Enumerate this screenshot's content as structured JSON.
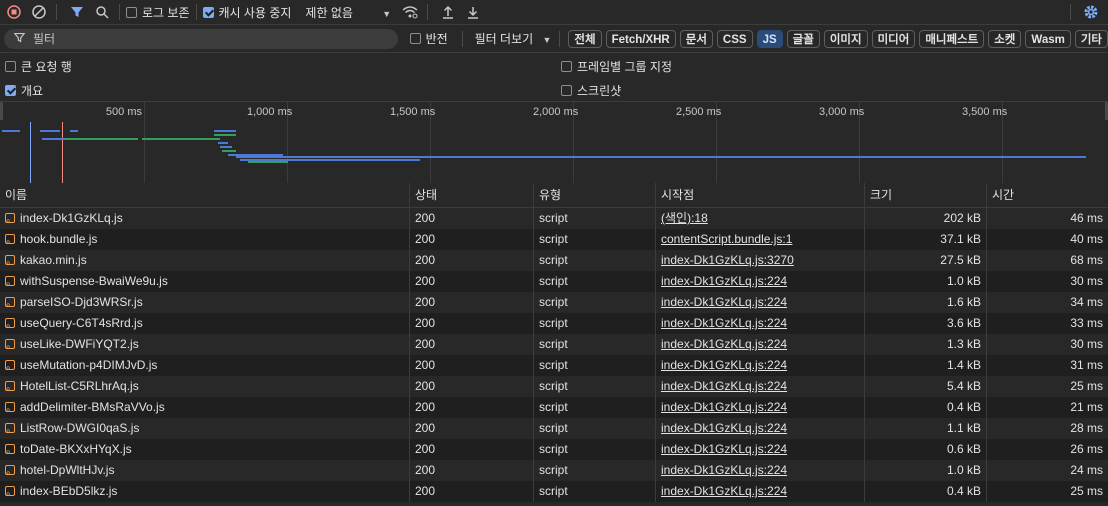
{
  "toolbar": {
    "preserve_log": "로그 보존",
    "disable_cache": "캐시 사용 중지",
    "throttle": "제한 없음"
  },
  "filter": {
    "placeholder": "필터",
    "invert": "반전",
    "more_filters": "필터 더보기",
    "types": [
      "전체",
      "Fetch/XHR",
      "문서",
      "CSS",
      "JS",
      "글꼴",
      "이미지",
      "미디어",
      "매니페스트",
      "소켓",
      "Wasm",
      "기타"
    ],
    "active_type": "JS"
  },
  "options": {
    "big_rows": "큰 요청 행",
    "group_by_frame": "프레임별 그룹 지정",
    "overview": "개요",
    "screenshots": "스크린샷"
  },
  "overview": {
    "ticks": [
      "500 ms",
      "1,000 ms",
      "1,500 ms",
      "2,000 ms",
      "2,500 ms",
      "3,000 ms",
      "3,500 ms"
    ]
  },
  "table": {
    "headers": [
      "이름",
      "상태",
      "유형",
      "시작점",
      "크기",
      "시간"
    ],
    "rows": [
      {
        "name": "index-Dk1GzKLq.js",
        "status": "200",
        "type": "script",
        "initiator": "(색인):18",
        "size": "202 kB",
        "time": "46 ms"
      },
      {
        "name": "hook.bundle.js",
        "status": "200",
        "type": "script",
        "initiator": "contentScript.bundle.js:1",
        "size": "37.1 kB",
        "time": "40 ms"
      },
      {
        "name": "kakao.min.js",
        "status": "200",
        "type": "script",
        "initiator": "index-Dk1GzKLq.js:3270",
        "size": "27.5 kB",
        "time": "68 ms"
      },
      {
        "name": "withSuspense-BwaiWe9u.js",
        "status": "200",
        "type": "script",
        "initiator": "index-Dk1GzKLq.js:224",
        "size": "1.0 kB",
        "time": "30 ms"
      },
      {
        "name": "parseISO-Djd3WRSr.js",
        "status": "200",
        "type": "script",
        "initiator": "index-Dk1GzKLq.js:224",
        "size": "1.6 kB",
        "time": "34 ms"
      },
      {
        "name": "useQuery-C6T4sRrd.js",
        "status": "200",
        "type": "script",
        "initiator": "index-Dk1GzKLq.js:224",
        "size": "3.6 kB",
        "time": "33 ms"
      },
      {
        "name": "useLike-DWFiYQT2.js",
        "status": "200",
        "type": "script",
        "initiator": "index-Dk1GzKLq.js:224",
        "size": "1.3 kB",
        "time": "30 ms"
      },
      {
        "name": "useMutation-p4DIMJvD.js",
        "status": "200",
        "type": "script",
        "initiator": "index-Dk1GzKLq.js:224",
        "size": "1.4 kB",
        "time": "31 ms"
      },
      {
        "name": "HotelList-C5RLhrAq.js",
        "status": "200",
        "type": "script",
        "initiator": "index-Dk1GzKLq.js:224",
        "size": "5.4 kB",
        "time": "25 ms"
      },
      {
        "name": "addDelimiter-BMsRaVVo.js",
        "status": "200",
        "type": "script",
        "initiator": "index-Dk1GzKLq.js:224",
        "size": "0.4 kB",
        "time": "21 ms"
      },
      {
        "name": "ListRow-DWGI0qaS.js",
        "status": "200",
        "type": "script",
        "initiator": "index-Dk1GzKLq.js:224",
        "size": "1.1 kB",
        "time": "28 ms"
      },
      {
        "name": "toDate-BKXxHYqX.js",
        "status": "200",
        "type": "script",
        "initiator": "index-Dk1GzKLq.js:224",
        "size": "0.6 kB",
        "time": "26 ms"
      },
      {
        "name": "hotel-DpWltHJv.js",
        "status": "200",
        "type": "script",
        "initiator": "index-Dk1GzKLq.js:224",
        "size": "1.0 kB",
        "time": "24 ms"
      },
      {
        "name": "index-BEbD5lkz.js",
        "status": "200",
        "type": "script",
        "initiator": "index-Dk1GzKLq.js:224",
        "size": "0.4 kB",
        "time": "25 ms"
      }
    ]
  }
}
...
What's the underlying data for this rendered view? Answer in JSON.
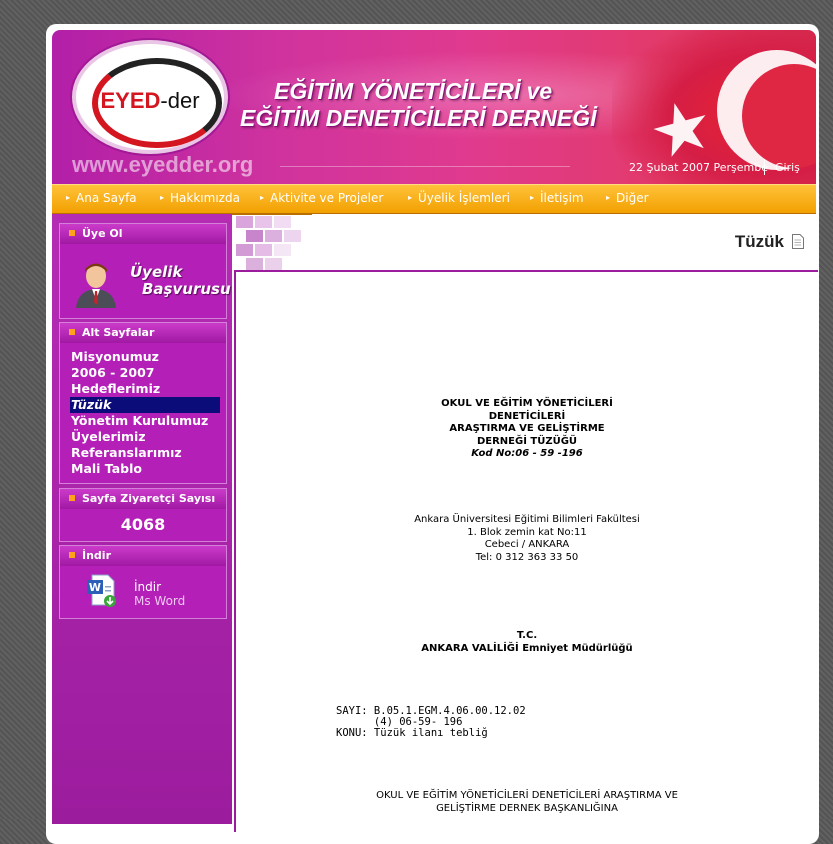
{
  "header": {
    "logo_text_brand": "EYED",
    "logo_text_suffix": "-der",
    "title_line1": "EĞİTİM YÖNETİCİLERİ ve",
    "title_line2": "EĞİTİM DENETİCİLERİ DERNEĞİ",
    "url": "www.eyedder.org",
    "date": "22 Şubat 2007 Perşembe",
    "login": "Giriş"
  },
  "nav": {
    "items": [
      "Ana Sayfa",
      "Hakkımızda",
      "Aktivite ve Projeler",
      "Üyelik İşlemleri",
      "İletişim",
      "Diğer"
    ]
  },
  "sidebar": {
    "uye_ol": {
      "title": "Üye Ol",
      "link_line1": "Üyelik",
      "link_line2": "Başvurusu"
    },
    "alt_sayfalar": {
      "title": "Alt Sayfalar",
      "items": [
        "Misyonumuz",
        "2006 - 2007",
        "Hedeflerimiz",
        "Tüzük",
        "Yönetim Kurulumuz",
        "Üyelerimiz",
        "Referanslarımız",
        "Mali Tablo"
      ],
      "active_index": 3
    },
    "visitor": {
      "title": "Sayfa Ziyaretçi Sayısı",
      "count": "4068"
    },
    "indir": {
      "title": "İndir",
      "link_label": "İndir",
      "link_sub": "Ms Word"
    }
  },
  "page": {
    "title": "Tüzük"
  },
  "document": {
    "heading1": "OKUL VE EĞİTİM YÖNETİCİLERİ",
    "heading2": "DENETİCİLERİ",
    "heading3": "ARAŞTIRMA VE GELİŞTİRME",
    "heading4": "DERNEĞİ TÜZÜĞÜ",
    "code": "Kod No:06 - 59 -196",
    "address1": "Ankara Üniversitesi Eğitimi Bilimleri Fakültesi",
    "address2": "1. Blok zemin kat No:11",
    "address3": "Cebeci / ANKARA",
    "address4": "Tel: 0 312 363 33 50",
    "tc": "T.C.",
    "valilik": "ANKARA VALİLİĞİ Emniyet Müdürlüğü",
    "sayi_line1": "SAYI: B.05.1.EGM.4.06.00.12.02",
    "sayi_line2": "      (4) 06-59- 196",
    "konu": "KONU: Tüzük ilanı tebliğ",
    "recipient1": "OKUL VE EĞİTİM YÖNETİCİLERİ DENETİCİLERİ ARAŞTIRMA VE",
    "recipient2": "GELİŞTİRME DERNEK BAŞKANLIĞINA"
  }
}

### Required work
Copy each line from the records above that includes the string "YÖNETİCİLERİ".

### Solution to the exercise
    "title_line1": "EĞİTİM YÖNETİCİLERİ ve",
    "heading1": "OKUL VE EĞİTİM YÖNETİCİLERİ",
    "recipient1": "OKUL VE EĞİTİM YÖNETİCİLERİ DENETİCİLERİ ARAŞTIRMA VE",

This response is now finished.